Goal.
Note each line where "name" appears, and copy it.

Records shown.
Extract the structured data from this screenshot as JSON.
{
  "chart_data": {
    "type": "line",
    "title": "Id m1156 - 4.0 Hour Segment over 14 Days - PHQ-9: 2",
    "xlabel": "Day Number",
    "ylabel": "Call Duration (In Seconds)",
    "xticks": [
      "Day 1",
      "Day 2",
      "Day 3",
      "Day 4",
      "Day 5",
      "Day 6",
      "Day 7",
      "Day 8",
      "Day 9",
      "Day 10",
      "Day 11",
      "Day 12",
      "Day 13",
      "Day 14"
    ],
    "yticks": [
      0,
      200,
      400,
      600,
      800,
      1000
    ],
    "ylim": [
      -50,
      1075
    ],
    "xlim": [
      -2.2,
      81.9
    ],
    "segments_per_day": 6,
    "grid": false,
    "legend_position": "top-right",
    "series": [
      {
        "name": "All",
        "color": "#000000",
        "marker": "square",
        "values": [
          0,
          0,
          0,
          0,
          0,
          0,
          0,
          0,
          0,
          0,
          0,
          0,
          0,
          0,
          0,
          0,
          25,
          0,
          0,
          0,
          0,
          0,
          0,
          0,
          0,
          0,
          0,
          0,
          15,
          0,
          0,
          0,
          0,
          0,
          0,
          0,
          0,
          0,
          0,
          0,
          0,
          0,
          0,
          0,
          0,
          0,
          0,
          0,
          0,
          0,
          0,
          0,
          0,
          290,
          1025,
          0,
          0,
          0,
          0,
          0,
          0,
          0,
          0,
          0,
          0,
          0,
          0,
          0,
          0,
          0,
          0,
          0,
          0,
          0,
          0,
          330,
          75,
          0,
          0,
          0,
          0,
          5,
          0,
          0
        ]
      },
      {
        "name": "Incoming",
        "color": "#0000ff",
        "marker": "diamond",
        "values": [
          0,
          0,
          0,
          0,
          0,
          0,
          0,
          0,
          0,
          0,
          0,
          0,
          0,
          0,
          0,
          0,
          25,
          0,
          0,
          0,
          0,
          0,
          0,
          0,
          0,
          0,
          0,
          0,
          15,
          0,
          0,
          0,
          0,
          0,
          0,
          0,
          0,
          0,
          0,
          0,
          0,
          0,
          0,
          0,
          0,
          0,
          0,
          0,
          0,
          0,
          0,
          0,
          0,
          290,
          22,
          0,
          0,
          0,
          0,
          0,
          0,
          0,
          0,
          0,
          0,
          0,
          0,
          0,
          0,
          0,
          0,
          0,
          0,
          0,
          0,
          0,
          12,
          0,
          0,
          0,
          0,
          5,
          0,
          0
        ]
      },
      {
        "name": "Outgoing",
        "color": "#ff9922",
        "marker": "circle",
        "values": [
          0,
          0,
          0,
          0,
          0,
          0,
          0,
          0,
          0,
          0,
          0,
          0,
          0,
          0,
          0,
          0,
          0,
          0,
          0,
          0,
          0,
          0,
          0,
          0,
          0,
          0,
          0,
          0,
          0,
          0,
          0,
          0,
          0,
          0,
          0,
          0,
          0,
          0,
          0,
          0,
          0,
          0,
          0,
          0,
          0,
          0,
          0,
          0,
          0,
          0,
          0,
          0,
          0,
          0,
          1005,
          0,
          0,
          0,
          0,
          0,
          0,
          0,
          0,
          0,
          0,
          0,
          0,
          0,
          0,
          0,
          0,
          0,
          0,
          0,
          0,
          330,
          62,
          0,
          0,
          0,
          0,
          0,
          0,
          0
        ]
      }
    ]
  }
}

Problem solution.
        "name": "All",
        "name": "Incoming",
        "name": "Outgoing",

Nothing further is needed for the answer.